> [YOUR GOAL]: Every entry must be duplicated precisely as written.

* START *

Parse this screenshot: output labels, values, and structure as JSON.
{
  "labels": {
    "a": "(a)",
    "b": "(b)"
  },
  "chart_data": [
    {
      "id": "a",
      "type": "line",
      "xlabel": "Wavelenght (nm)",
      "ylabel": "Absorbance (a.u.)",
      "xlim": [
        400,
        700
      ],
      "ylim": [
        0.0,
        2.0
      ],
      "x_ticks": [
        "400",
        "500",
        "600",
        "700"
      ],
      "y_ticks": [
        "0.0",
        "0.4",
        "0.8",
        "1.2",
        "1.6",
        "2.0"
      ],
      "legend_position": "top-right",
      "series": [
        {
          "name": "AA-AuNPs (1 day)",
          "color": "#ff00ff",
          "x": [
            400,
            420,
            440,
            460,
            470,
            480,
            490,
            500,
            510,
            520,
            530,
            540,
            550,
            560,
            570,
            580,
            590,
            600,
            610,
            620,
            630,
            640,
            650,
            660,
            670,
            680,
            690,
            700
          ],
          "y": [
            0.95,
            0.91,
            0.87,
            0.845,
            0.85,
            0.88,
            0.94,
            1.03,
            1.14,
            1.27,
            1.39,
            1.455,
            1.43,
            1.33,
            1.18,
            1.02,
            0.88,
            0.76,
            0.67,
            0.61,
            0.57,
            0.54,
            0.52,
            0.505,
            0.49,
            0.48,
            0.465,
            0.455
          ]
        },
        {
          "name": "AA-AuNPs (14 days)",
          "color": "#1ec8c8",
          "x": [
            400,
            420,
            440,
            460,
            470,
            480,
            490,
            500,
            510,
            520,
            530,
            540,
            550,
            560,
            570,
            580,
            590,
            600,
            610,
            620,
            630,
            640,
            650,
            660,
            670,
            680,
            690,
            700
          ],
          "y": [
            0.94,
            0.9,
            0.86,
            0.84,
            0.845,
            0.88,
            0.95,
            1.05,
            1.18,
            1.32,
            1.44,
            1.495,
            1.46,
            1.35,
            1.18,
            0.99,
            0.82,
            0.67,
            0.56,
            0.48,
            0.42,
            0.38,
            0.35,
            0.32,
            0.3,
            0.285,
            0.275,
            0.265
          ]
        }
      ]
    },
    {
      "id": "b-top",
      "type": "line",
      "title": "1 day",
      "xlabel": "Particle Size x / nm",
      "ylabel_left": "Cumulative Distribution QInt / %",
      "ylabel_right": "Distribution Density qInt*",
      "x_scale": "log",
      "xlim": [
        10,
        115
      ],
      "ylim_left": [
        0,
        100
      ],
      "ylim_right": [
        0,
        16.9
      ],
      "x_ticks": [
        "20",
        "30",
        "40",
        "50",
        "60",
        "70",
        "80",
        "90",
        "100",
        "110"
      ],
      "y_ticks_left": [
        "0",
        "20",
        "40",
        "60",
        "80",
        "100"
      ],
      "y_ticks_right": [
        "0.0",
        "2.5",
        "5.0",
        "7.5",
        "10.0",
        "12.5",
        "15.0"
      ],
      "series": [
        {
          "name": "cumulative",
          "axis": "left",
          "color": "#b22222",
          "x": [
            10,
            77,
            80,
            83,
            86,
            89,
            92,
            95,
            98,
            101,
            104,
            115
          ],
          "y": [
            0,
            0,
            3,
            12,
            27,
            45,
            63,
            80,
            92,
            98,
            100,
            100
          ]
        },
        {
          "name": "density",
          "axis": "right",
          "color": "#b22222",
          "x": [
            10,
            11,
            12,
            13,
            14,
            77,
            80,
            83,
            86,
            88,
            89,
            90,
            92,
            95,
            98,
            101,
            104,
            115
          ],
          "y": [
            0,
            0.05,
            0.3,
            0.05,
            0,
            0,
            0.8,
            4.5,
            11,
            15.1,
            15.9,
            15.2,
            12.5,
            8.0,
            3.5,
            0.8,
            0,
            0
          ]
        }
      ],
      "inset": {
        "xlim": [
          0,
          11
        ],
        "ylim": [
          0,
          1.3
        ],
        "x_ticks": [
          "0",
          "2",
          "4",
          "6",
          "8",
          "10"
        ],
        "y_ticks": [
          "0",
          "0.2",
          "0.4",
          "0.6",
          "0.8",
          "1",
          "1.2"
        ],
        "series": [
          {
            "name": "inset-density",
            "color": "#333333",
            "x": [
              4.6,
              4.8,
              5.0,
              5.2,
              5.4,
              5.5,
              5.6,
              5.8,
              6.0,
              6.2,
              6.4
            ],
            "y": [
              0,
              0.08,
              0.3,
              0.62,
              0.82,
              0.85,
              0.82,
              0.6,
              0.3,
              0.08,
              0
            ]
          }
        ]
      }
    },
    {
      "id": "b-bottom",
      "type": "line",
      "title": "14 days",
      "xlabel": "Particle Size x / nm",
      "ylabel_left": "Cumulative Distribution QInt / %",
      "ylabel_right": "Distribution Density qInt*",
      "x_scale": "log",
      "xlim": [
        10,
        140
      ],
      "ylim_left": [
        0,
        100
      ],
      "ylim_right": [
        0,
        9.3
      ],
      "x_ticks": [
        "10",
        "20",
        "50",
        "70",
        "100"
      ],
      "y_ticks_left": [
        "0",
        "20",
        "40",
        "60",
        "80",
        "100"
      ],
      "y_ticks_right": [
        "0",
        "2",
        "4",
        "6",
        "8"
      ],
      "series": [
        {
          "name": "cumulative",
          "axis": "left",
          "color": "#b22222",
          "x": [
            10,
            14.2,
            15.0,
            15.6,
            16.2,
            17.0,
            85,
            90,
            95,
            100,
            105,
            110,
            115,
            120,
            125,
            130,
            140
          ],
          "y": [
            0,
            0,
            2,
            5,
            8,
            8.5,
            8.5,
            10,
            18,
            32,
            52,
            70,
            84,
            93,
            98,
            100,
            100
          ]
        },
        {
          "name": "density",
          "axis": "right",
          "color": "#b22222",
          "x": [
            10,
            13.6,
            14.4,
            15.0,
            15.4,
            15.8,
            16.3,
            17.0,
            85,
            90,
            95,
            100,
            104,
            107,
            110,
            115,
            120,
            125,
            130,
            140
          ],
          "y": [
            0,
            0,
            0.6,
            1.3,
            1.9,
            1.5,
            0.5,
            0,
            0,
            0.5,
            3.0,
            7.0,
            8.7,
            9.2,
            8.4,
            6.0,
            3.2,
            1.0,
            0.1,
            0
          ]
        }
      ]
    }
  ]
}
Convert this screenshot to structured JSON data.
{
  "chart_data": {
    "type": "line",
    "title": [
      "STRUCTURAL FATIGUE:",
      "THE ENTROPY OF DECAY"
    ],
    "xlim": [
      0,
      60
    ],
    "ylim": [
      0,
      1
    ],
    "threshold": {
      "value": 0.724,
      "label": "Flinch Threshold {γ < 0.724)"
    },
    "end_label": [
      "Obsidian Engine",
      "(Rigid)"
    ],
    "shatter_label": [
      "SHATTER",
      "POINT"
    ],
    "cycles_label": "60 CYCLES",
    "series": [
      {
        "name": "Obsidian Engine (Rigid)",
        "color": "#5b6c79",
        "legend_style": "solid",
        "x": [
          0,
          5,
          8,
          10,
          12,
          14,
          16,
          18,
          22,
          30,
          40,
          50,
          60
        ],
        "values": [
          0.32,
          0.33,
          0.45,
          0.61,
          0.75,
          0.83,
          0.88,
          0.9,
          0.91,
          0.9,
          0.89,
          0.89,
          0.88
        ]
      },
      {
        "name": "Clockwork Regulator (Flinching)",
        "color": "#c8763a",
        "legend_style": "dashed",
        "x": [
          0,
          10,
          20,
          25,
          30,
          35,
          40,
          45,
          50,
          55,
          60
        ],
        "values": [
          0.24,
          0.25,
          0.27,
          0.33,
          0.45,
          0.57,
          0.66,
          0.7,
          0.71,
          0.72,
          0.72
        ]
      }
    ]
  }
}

* END *

> [THE OUTPUT]:
Parse this screenshot: output labels, values, and structure as JSON.
{
  "labels": {
    "a": "(a)",
    "b": "(b)"
  },
  "chart_data": [
    {
      "id": "a",
      "type": "line",
      "xlabel": "Wavelenght (nm)",
      "ylabel": "Absorbance (a.u.)",
      "xlim": [
        400,
        700
      ],
      "ylim": [
        0.0,
        2.0
      ],
      "x_ticks": [
        "400",
        "500",
        "600",
        "700"
      ],
      "y_ticks": [
        "0.0",
        "0.4",
        "0.8",
        "1.2",
        "1.6",
        "2.0"
      ],
      "legend_position": "top-right",
      "series": [
        {
          "name": "AA-AuNPs (1 day)",
          "color": "#ff00ff",
          "x": [
            400,
            420,
            440,
            460,
            470,
            480,
            490,
            500,
            510,
            520,
            530,
            540,
            550,
            560,
            570,
            580,
            590,
            600,
            610,
            620,
            630,
            640,
            650,
            660,
            670,
            680,
            690,
            700
          ],
          "y": [
            0.95,
            0.91,
            0.87,
            0.845,
            0.85,
            0.88,
            0.94,
            1.03,
            1.14,
            1.27,
            1.39,
            1.455,
            1.43,
            1.33,
            1.18,
            1.02,
            0.88,
            0.76,
            0.67,
            0.61,
            0.57,
            0.54,
            0.52,
            0.505,
            0.49,
            0.48,
            0.465,
            0.455
          ]
        },
        {
          "name": "AA-AuNPs (14 days)",
          "color": "#1ec8c8",
          "x": [
            400,
            420,
            440,
            460,
            470,
            480,
            490,
            500,
            510,
            520,
            530,
            540,
            550,
            560,
            570,
            580,
            590,
            600,
            610,
            620,
            630,
            640,
            650,
            660,
            670,
            680,
            690,
            700
          ],
          "y": [
            0.94,
            0.9,
            0.86,
            0.84,
            0.845,
            0.88,
            0.95,
            1.05,
            1.18,
            1.32,
            1.44,
            1.495,
            1.46,
            1.35,
            1.18,
            0.99,
            0.82,
            0.67,
            0.56,
            0.48,
            0.42,
            0.38,
            0.35,
            0.32,
            0.3,
            0.285,
            0.275,
            0.265
          ]
        }
      ]
    },
    {
      "id": "b-top",
      "type": "line",
      "title": "1 day",
      "xlabel": "Particle Size x / nm",
      "ylabel_left": "Cumulative Distribution QInt / %",
      "ylabel_right": "Distribution Density qInt*",
      "x_scale": "log",
      "xlim": [
        10,
        115
      ],
      "ylim_left": [
        0,
        100
      ],
      "ylim_right": [
        0,
        16.9
      ],
      "x_ticks": [
        "20",
        "30",
        "40",
        "50",
        "60",
        "70",
        "80",
        "90",
        "100",
        "110"
      ],
      "y_ticks_left": [
        "0",
        "20",
        "40",
        "60",
        "80",
        "100"
      ],
      "y_ticks_right": [
        "0.0",
        "2.5",
        "5.0",
        "7.5",
        "10.0",
        "12.5",
        "15.0"
      ],
      "series": [
        {
          "name": "cumulative",
          "axis": "left",
          "color": "#b22222",
          "x": [
            10,
            77,
            80,
            83,
            86,
            89,
            92,
            95,
            98,
            101,
            104,
            115
          ],
          "y": [
            0,
            0,
            3,
            12,
            27,
            45,
            63,
            80,
            92,
            98,
            100,
            100
          ]
        },
        {
          "name": "density",
          "axis": "right",
          "color": "#b22222",
          "x": [
            10,
            11,
            12,
            13,
            14,
            77,
            80,
            83,
            86,
            88,
            89,
            90,
            92,
            95,
            98,
            101,
            104,
            115
          ],
          "y": [
            0,
            0.05,
            0.3,
            0.05,
            0,
            0,
            0.8,
            4.5,
            11,
            15.1,
            15.9,
            15.2,
            12.5,
            8.0,
            3.5,
            0.8,
            0,
            0
          ]
        }
      ],
      "inset": {
        "xlim": [
          0,
          11
        ],
        "ylim": [
          0,
          1.3
        ],
        "x_ticks": [
          "0",
          "2",
          "4",
          "6",
          "8",
          "10"
        ],
        "y_ticks": [
          "0",
          "0.2",
          "0.4",
          "0.6",
          "0.8",
          "1",
          "1.2"
        ],
        "series": [
          {
            "name": "inset-density",
            "color": "#333333",
            "x": [
              4.6,
              4.8,
              5.0,
              5.2,
              5.4,
              5.5,
              5.6,
              5.8,
              6.0,
              6.2,
              6.4
            ],
            "y": [
              0,
              0.08,
              0.3,
              0.62,
              0.82,
              0.85,
              0.82,
              0.6,
              0.3,
              0.08,
              0
            ]
          }
        ]
      }
    },
    {
      "id": "b-bottom",
      "type": "line",
      "title": "14 days",
      "xlabel": "Particle Size x / nm",
      "ylabel_left": "Cumulative Distribution QInt / %",
      "ylabel_right": "Distribution Density qInt*",
      "x_scale": "log",
      "xlim": [
        10,
        140
      ],
      "ylim_left": [
        0,
        100
      ],
      "ylim_right": [
        0,
        9.3
      ],
      "x_ticks": [
        "10",
        "20",
        "50",
        "70",
        "100"
      ],
      "y_ticks_left": [
        "0",
        "20",
        "40",
        "60",
        "80",
        "100"
      ],
      "y_ticks_right": [
        "0",
        "2",
        "4",
        "6",
        "8"
      ],
      "series": [
        {
          "name": "cumulative",
          "axis": "left",
          "color": "#b22222",
          "x": [
            10,
            14.2,
            15.0,
            15.6,
            16.2,
            17.0,
            85,
            90,
            95,
            100,
            105,
            110,
            115,
            120,
            125,
            130,
            140
          ],
          "y": [
            0,
            0,
            2,
            5,
            8,
            8.5,
            8.5,
            10,
            18,
            32,
            52,
            70,
            84,
            93,
            98,
            100,
            100
          ]
        },
        {
          "name": "density",
          "axis": "right",
          "color": "#b22222",
          "x": [
            10,
            13.6,
            14.4,
            15.0,
            15.4,
            15.8,
            16.3,
            17.0,
            85,
            90,
            95,
            100,
            104,
            107,
            110,
            115,
            120,
            125,
            130,
            140
          ],
          "y": [
            0,
            0,
            0.6,
            1.3,
            1.9,
            1.5,
            0.5,
            0,
            0,
            0.5,
            3.0,
            7.0,
            8.7,
            9.2,
            8.4,
            6.0,
            3.2,
            1.0,
            0.1,
            0
          ]
        }
      ]
    }
  ]
}
Convert this screenshot to structured JSON data.
{
  "chart_data": {
    "type": "line",
    "title": [
      "STRUCTURAL FATIGUE:",
      "THE ENTROPY OF DECAY"
    ],
    "xlim": [
      0,
      60
    ],
    "ylim": [
      0,
      1
    ],
    "threshold": {
      "value": 0.724,
      "label": "Flinch Threshold {γ < 0.724)"
    },
    "end_label": [
      "Obsidian Engine",
      "(Rigid)"
    ],
    "shatter_label": [
      "SHATTER",
      "POINT"
    ],
    "cycles_label": "60 CYCLES",
    "series": [
      {
        "name": "Obsidian Engine (Rigid)",
        "color": "#5b6c79",
        "legend_style": "solid",
        "x": [
          0,
          5,
          8,
          10,
          12,
          14,
          16,
          18,
          22,
          30,
          40,
          50,
          60
        ],
        "values": [
          0.32,
          0.33,
          0.45,
          0.61,
          0.75,
          0.83,
          0.88,
          0.9,
          0.91,
          0.9,
          0.89,
          0.89,
          0.88
        ]
      },
      {
        "name": "Clockwork Regulator (Flinching)",
        "color": "#c8763a",
        "legend_style": "dashed",
        "x": [
          0,
          10,
          20,
          25,
          30,
          35,
          40,
          45,
          50,
          55,
          60
        ],
        "values": [
          0.24,
          0.25,
          0.27,
          0.33,
          0.45,
          0.57,
          0.66,
          0.7,
          0.71,
          0.72,
          0.72
        ]
      }
    ]
  }
}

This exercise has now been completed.